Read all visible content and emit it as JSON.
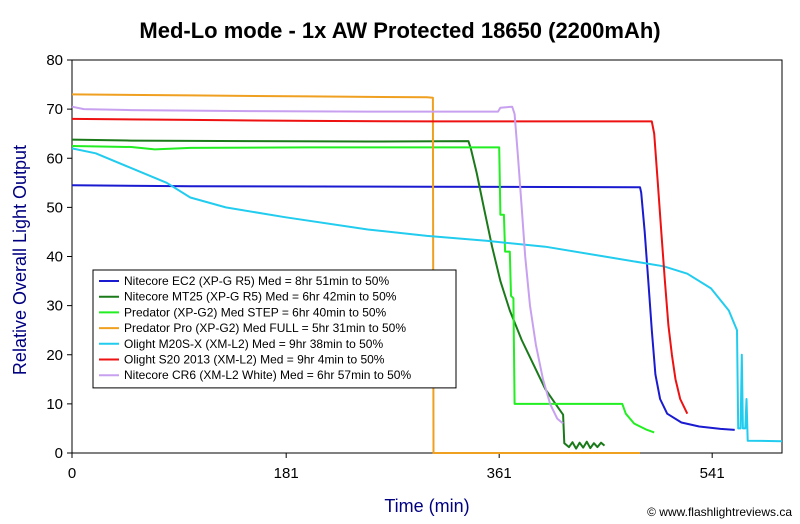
{
  "chart_data": {
    "type": "line",
    "title": "Med-Lo mode - 1x AW Protected 18650 (2200mAh)",
    "xlabel": "Time (min)",
    "ylabel": "Relative Overall Light Output",
    "xlim": [
      0,
      600
    ],
    "ylim": [
      0,
      80
    ],
    "x_ticks": [
      0,
      181,
      361,
      541
    ],
    "y_ticks": [
      0,
      10,
      20,
      30,
      40,
      50,
      60,
      70,
      80
    ],
    "grid": false,
    "legend_position": "lower-left",
    "footer": "© www.flashlightreviews.ca",
    "series": [
      {
        "name": "Nitecore EC2 (XP-G R5) Med = 8hr 51min to 50%",
        "color": "#1a1ad0",
        "points": [
          [
            0,
            54.5
          ],
          [
            100,
            54.3
          ],
          [
            300,
            54.2
          ],
          [
            480,
            54.1
          ],
          [
            481,
            53
          ],
          [
            484,
            45
          ],
          [
            487,
            35
          ],
          [
            490,
            25
          ],
          [
            493,
            16
          ],
          [
            497,
            11
          ],
          [
            503,
            8
          ],
          [
            515,
            6.2
          ],
          [
            530,
            5.4
          ],
          [
            548,
            4.9
          ],
          [
            560,
            4.7
          ]
        ]
      },
      {
        "name": "Nitecore MT25 (XP-G R5) Med = 6hr 42min to 50%",
        "color": "#1a7a1a",
        "points": [
          [
            0,
            63.8
          ],
          [
            50,
            63.6
          ],
          [
            150,
            63.5
          ],
          [
            250,
            63.4
          ],
          [
            335,
            63.5
          ],
          [
            337,
            62
          ],
          [
            342,
            57
          ],
          [
            348,
            50
          ],
          [
            355,
            42
          ],
          [
            362,
            35
          ],
          [
            370,
            29
          ],
          [
            380,
            23
          ],
          [
            390,
            18
          ],
          [
            400,
            13
          ],
          [
            410,
            9.5
          ],
          [
            415,
            7.8
          ],
          [
            416,
            2
          ],
          [
            420,
            1.2
          ],
          [
            423,
            2.2
          ],
          [
            426,
            0.9
          ],
          [
            429,
            2.1
          ],
          [
            432,
            1.1
          ],
          [
            435,
            2.3
          ],
          [
            438,
            1
          ],
          [
            441,
            2
          ],
          [
            444,
            1.2
          ],
          [
            447,
            2.1
          ],
          [
            450,
            1.5
          ]
        ]
      },
      {
        "name": "Predator (XP-G2) Med STEP = 6hr 40min to 50%",
        "color": "#22ee22",
        "points": [
          [
            0,
            62.5
          ],
          [
            50,
            62.3
          ],
          [
            70,
            61.8
          ],
          [
            100,
            62.1
          ],
          [
            200,
            62.2
          ],
          [
            300,
            62.2
          ],
          [
            361,
            62.2
          ],
          [
            362,
            48.5
          ],
          [
            365,
            48.5
          ],
          [
            366,
            41
          ],
          [
            370,
            41
          ],
          [
            371,
            32
          ],
          [
            373,
            31.5
          ],
          [
            374,
            10
          ],
          [
            380,
            10
          ],
          [
            465,
            10
          ],
          [
            468,
            8
          ],
          [
            475,
            6
          ],
          [
            485,
            4.8
          ],
          [
            492,
            4.2
          ]
        ]
      },
      {
        "name": "Predator Pro (XP-G2) Med FULL = 5hr 31min to 50%",
        "color": "#f0a020",
        "points": [
          [
            0,
            73
          ],
          [
            100,
            72.8
          ],
          [
            200,
            72.6
          ],
          [
            300,
            72.4
          ],
          [
            305,
            72.3
          ],
          [
            305.5,
            0
          ],
          [
            480,
            0
          ]
        ]
      },
      {
        "name": "Olight M20S-X (XM-L2) Med = 9hr 38min to 50%",
        "color": "#22ccee",
        "points": [
          [
            0,
            62
          ],
          [
            20,
            61
          ],
          [
            50,
            58
          ],
          [
            80,
            55
          ],
          [
            100,
            52
          ],
          [
            130,
            50
          ],
          [
            180,
            48
          ],
          [
            250,
            45.5
          ],
          [
            300,
            44.2
          ],
          [
            350,
            43.2
          ],
          [
            400,
            42
          ],
          [
            450,
            40
          ],
          [
            500,
            38
          ],
          [
            520,
            36.5
          ],
          [
            540,
            33.5
          ],
          [
            555,
            29
          ],
          [
            562,
            25
          ],
          [
            563,
            5
          ],
          [
            565,
            5
          ],
          [
            566,
            20
          ],
          [
            567,
            5
          ],
          [
            569,
            5
          ],
          [
            570,
            11
          ],
          [
            571,
            2.5
          ],
          [
            600,
            2.4
          ]
        ]
      },
      {
        "name": "Olight S20 2013 (XM-L2) Med = 9hr 4min to 50%",
        "color": "#ee1111",
        "points": [
          [
            0,
            68
          ],
          [
            100,
            67.8
          ],
          [
            200,
            67.6
          ],
          [
            300,
            67.5
          ],
          [
            400,
            67.5
          ],
          [
            490,
            67.5
          ],
          [
            492,
            65
          ],
          [
            495,
            55
          ],
          [
            498,
            45
          ],
          [
            501,
            35
          ],
          [
            504,
            26
          ],
          [
            507,
            20
          ],
          [
            510,
            15
          ],
          [
            514,
            11
          ],
          [
            520,
            8
          ]
        ]
      },
      {
        "name": "Nitecore CR6 (XM-L2 White) Med = 6hr 57min to 50%",
        "color": "#c8a0f0",
        "points": [
          [
            0,
            70.5
          ],
          [
            10,
            70
          ],
          [
            50,
            69.8
          ],
          [
            150,
            69.6
          ],
          [
            250,
            69.5
          ],
          [
            360,
            69.5
          ],
          [
            362,
            70.3
          ],
          [
            372,
            70.5
          ],
          [
            374,
            69
          ],
          [
            377,
            60
          ],
          [
            380,
            50
          ],
          [
            383,
            40
          ],
          [
            387,
            30
          ],
          [
            392,
            22
          ],
          [
            398,
            15
          ],
          [
            404,
            10
          ],
          [
            410,
            7
          ],
          [
            415,
            6
          ]
        ]
      }
    ]
  }
}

- _WHAT YOU SHOULD DO_
Return the material word for word. Pictures are not part of the copy.

- _RESPONSE TO THIS TASK_
Read all visible content and emit it as JSON.
{
  "chart_data": {
    "type": "line",
    "title": "Med-Lo mode - 1x AW Protected 18650 (2200mAh)",
    "xlabel": "Time (min)",
    "ylabel": "Relative Overall Light Output",
    "xlim": [
      0,
      600
    ],
    "ylim": [
      0,
      80
    ],
    "x_ticks": [
      0,
      181,
      361,
      541
    ],
    "y_ticks": [
      0,
      10,
      20,
      30,
      40,
      50,
      60,
      70,
      80
    ],
    "grid": false,
    "legend_position": "lower-left",
    "footer": "© www.flashlightreviews.ca",
    "series": [
      {
        "name": "Nitecore EC2 (XP-G R5) Med = 8hr 51min to 50%",
        "color": "#1a1ad0",
        "points": [
          [
            0,
            54.5
          ],
          [
            100,
            54.3
          ],
          [
            300,
            54.2
          ],
          [
            480,
            54.1
          ],
          [
            481,
            53
          ],
          [
            484,
            45
          ],
          [
            487,
            35
          ],
          [
            490,
            25
          ],
          [
            493,
            16
          ],
          [
            497,
            11
          ],
          [
            503,
            8
          ],
          [
            515,
            6.2
          ],
          [
            530,
            5.4
          ],
          [
            548,
            4.9
          ],
          [
            560,
            4.7
          ]
        ]
      },
      {
        "name": "Nitecore MT25 (XP-G R5) Med = 6hr 42min to 50%",
        "color": "#1a7a1a",
        "points": [
          [
            0,
            63.8
          ],
          [
            50,
            63.6
          ],
          [
            150,
            63.5
          ],
          [
            250,
            63.4
          ],
          [
            335,
            63.5
          ],
          [
            337,
            62
          ],
          [
            342,
            57
          ],
          [
            348,
            50
          ],
          [
            355,
            42
          ],
          [
            362,
            35
          ],
          [
            370,
            29
          ],
          [
            380,
            23
          ],
          [
            390,
            18
          ],
          [
            400,
            13
          ],
          [
            410,
            9.5
          ],
          [
            415,
            7.8
          ],
          [
            416,
            2
          ],
          [
            420,
            1.2
          ],
          [
            423,
            2.2
          ],
          [
            426,
            0.9
          ],
          [
            429,
            2.1
          ],
          [
            432,
            1.1
          ],
          [
            435,
            2.3
          ],
          [
            438,
            1
          ],
          [
            441,
            2
          ],
          [
            444,
            1.2
          ],
          [
            447,
            2.1
          ],
          [
            450,
            1.5
          ]
        ]
      },
      {
        "name": "Predator (XP-G2) Med STEP = 6hr 40min to 50%",
        "color": "#22ee22",
        "points": [
          [
            0,
            62.5
          ],
          [
            50,
            62.3
          ],
          [
            70,
            61.8
          ],
          [
            100,
            62.1
          ],
          [
            200,
            62.2
          ],
          [
            300,
            62.2
          ],
          [
            361,
            62.2
          ],
          [
            362,
            48.5
          ],
          [
            365,
            48.5
          ],
          [
            366,
            41
          ],
          [
            370,
            41
          ],
          [
            371,
            32
          ],
          [
            373,
            31.5
          ],
          [
            374,
            10
          ],
          [
            380,
            10
          ],
          [
            465,
            10
          ],
          [
            468,
            8
          ],
          [
            475,
            6
          ],
          [
            485,
            4.8
          ],
          [
            492,
            4.2
          ]
        ]
      },
      {
        "name": "Predator Pro (XP-G2) Med FULL = 5hr 31min to 50%",
        "color": "#f0a020",
        "points": [
          [
            0,
            73
          ],
          [
            100,
            72.8
          ],
          [
            200,
            72.6
          ],
          [
            300,
            72.4
          ],
          [
            305,
            72.3
          ],
          [
            305.5,
            0
          ],
          [
            480,
            0
          ]
        ]
      },
      {
        "name": "Olight M20S-X (XM-L2) Med = 9hr 38min to 50%",
        "color": "#22ccee",
        "points": [
          [
            0,
            62
          ],
          [
            20,
            61
          ],
          [
            50,
            58
          ],
          [
            80,
            55
          ],
          [
            100,
            52
          ],
          [
            130,
            50
          ],
          [
            180,
            48
          ],
          [
            250,
            45.5
          ],
          [
            300,
            44.2
          ],
          [
            350,
            43.2
          ],
          [
            400,
            42
          ],
          [
            450,
            40
          ],
          [
            500,
            38
          ],
          [
            520,
            36.5
          ],
          [
            540,
            33.5
          ],
          [
            555,
            29
          ],
          [
            562,
            25
          ],
          [
            563,
            5
          ],
          [
            565,
            5
          ],
          [
            566,
            20
          ],
          [
            567,
            5
          ],
          [
            569,
            5
          ],
          [
            570,
            11
          ],
          [
            571,
            2.5
          ],
          [
            600,
            2.4
          ]
        ]
      },
      {
        "name": "Olight S20 2013 (XM-L2) Med = 9hr 4min to 50%",
        "color": "#ee1111",
        "points": [
          [
            0,
            68
          ],
          [
            100,
            67.8
          ],
          [
            200,
            67.6
          ],
          [
            300,
            67.5
          ],
          [
            400,
            67.5
          ],
          [
            490,
            67.5
          ],
          [
            492,
            65
          ],
          [
            495,
            55
          ],
          [
            498,
            45
          ],
          [
            501,
            35
          ],
          [
            504,
            26
          ],
          [
            507,
            20
          ],
          [
            510,
            15
          ],
          [
            514,
            11
          ],
          [
            520,
            8
          ]
        ]
      },
      {
        "name": "Nitecore CR6 (XM-L2 White) Med = 6hr 57min to 50%",
        "color": "#c8a0f0",
        "points": [
          [
            0,
            70.5
          ],
          [
            10,
            70
          ],
          [
            50,
            69.8
          ],
          [
            150,
            69.6
          ],
          [
            250,
            69.5
          ],
          [
            360,
            69.5
          ],
          [
            362,
            70.3
          ],
          [
            372,
            70.5
          ],
          [
            374,
            69
          ],
          [
            377,
            60
          ],
          [
            380,
            50
          ],
          [
            383,
            40
          ],
          [
            387,
            30
          ],
          [
            392,
            22
          ],
          [
            398,
            15
          ],
          [
            404,
            10
          ],
          [
            410,
            7
          ],
          [
            415,
            6
          ]
        ]
      }
    ]
  }
}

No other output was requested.